[Stored data]
####################

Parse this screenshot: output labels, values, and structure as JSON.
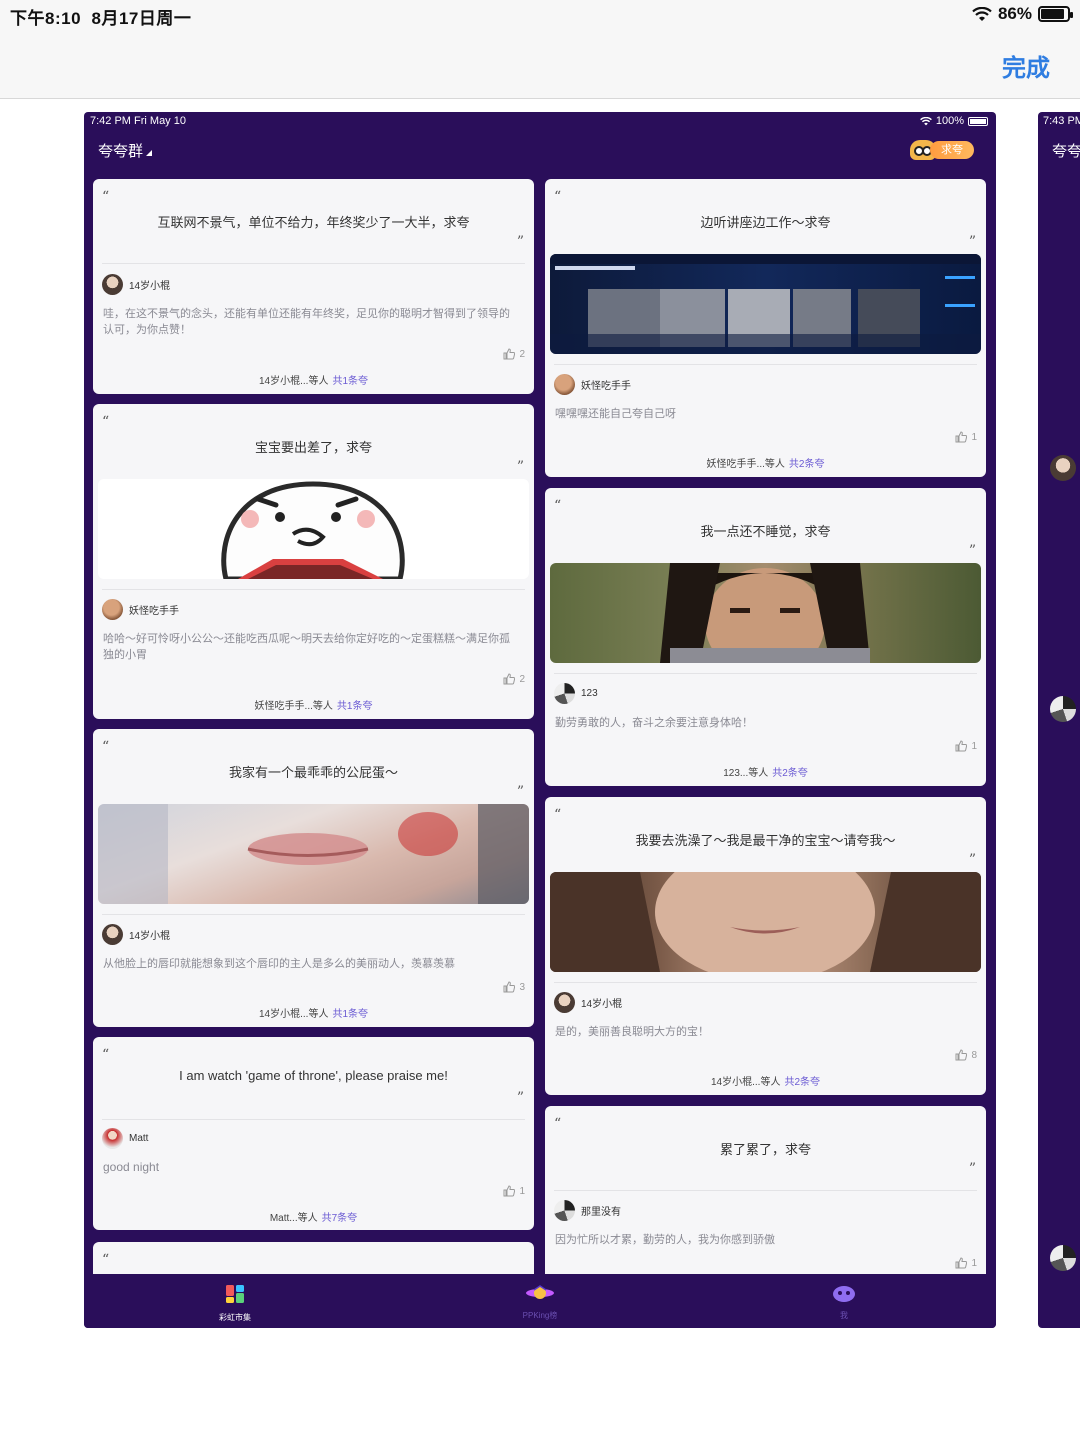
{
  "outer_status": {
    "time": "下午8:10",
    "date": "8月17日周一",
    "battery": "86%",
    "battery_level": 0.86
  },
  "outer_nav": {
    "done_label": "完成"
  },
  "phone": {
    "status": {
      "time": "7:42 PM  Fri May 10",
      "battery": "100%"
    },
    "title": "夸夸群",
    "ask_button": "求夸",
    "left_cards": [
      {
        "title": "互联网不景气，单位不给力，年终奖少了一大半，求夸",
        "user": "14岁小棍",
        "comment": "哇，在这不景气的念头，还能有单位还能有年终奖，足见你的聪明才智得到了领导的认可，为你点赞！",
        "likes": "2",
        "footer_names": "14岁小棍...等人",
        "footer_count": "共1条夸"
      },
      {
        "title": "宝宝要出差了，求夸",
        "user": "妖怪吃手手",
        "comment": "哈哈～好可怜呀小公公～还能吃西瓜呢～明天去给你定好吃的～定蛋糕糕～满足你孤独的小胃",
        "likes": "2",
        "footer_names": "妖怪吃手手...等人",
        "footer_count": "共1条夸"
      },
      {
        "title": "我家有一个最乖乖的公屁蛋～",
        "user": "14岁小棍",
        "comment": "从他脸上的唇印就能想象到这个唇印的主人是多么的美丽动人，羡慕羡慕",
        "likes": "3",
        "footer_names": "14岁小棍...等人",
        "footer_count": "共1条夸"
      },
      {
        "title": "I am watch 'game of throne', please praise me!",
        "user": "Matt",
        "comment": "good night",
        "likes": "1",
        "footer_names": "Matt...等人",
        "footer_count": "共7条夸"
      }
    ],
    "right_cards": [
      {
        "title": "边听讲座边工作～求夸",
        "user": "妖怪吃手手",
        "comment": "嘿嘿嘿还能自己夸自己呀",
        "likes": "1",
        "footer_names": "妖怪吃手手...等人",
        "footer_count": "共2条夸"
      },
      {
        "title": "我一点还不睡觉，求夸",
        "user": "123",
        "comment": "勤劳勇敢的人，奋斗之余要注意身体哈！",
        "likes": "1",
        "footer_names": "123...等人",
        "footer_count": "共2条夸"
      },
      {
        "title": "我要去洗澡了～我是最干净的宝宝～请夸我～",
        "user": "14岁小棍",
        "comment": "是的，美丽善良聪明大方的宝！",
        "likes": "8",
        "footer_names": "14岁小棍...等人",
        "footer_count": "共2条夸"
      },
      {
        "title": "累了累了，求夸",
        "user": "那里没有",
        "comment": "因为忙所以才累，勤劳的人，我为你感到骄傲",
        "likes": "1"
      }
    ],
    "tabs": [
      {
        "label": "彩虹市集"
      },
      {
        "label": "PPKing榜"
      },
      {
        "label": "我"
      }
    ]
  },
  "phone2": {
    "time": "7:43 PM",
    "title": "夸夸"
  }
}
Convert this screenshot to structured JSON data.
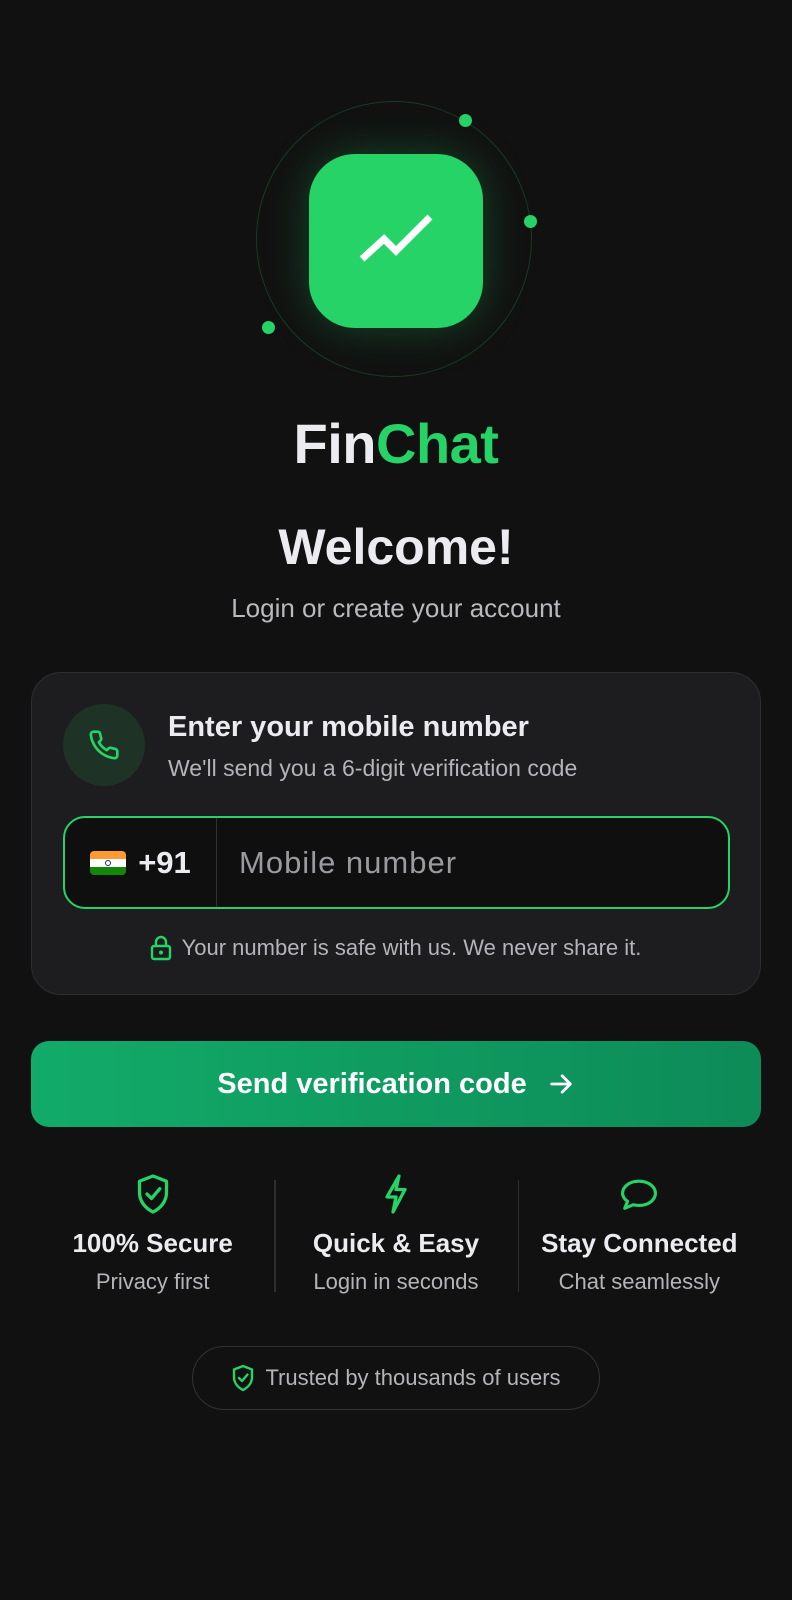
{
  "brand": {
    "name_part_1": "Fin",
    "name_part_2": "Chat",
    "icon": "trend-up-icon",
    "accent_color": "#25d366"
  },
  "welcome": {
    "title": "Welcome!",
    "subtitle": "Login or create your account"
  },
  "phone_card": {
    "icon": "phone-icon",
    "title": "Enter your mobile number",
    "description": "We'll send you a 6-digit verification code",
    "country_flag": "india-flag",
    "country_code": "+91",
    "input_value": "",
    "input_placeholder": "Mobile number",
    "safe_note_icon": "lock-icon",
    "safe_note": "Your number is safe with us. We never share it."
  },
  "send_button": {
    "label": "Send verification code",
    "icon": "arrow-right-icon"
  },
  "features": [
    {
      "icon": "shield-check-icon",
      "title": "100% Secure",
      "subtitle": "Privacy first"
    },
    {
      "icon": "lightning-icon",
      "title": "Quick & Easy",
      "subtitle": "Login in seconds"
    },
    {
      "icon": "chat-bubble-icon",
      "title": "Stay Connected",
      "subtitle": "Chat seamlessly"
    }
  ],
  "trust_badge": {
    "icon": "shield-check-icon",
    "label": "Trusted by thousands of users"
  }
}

####################

Drop the images and repeat the data exactly.

=== Task result ===
Parse this screenshot: output labels, values, and structure as JSON.
{
  "outer_status": {
    "time": "下午8:10",
    "date": "8月17日周一",
    "battery": "86%",
    "battery_level": 0.86
  },
  "outer_nav": {
    "done_label": "完成"
  },
  "phone": {
    "status": {
      "time": "7:42 PM  Fri May 10",
      "battery": "100%"
    },
    "title": "夸夸群",
    "ask_button": "求夸",
    "left_cards": [
      {
        "title": "互联网不景气，单位不给力，年终奖少了一大半，求夸",
        "user": "14岁小棍",
        "comment": "哇，在这不景气的念头，还能有单位还能有年终奖，足见你的聪明才智得到了领导的认可，为你点赞！",
        "likes": "2",
        "footer_names": "14岁小棍...等人",
        "footer_count": "共1条夸"
      },
      {
        "title": "宝宝要出差了，求夸",
        "user": "妖怪吃手手",
        "comment": "哈哈～好可怜呀小公公～还能吃西瓜呢～明天去给你定好吃的～定蛋糕糕～满足你孤独的小胃",
        "likes": "2",
        "footer_names": "妖怪吃手手...等人",
        "footer_count": "共1条夸"
      },
      {
        "title": "我家有一个最乖乖的公屁蛋～",
        "user": "14岁小棍",
        "comment": "从他脸上的唇印就能想象到这个唇印的主人是多么的美丽动人，羡慕羡慕",
        "likes": "3",
        "footer_names": "14岁小棍...等人",
        "footer_count": "共1条夸"
      },
      {
        "title": "I am watch 'game of throne', please praise me!",
        "user": "Matt",
        "comment": "good night",
        "likes": "1",
        "footer_names": "Matt...等人",
        "footer_count": "共7条夸"
      }
    ],
    "right_cards": [
      {
        "title": "边听讲座边工作～求夸",
        "user": "妖怪吃手手",
        "comment": "嘿嘿嘿还能自己夸自己呀",
        "likes": "1",
        "footer_names": "妖怪吃手手...等人",
        "footer_count": "共2条夸"
      },
      {
        "title": "我一点还不睡觉，求夸",
        "user": "123",
        "comment": "勤劳勇敢的人，奋斗之余要注意身体哈！",
        "likes": "1",
        "footer_names": "123...等人",
        "footer_count": "共2条夸"
      },
      {
        "title": "我要去洗澡了～我是最干净的宝宝～请夸我～",
        "user": "14岁小棍",
        "comment": "是的，美丽善良聪明大方的宝！",
        "likes": "8",
        "footer_names": "14岁小棍...等人",
        "footer_count": "共2条夸"
      },
      {
        "title": "累了累了，求夸",
        "user": "那里没有",
        "comment": "因为忙所以才累，勤劳的人，我为你感到骄傲",
        "likes": "1"
      }
    ],
    "tabs": [
      {
        "label": "彩虹市集"
      },
      {
        "label": "PPKing榜"
      },
      {
        "label": "我"
      }
    ]
  },
  "phone2": {
    "time": "7:43 PM",
    "title": "夸夸"
  }
}
Convert this screenshot to structured JSON data.
{
  "brand": {
    "name_part_1": "Fin",
    "name_part_2": "Chat",
    "icon": "trend-up-icon",
    "accent_color": "#25d366"
  },
  "welcome": {
    "title": "Welcome!",
    "subtitle": "Login or create your account"
  },
  "phone_card": {
    "icon": "phone-icon",
    "title": "Enter your mobile number",
    "description": "We'll send you a 6-digit verification code",
    "country_flag": "india-flag",
    "country_code": "+91",
    "input_value": "",
    "input_placeholder": "Mobile number",
    "safe_note_icon": "lock-icon",
    "safe_note": "Your number is safe with us. We never share it."
  },
  "send_button": {
    "label": "Send verification code",
    "icon": "arrow-right-icon"
  },
  "features": [
    {
      "icon": "shield-check-icon",
      "title": "100% Secure",
      "subtitle": "Privacy first"
    },
    {
      "icon": "lightning-icon",
      "title": "Quick & Easy",
      "subtitle": "Login in seconds"
    },
    {
      "icon": "chat-bubble-icon",
      "title": "Stay Connected",
      "subtitle": "Chat seamlessly"
    }
  ],
  "trust_badge": {
    "icon": "shield-check-icon",
    "label": "Trusted by thousands of users"
  }
}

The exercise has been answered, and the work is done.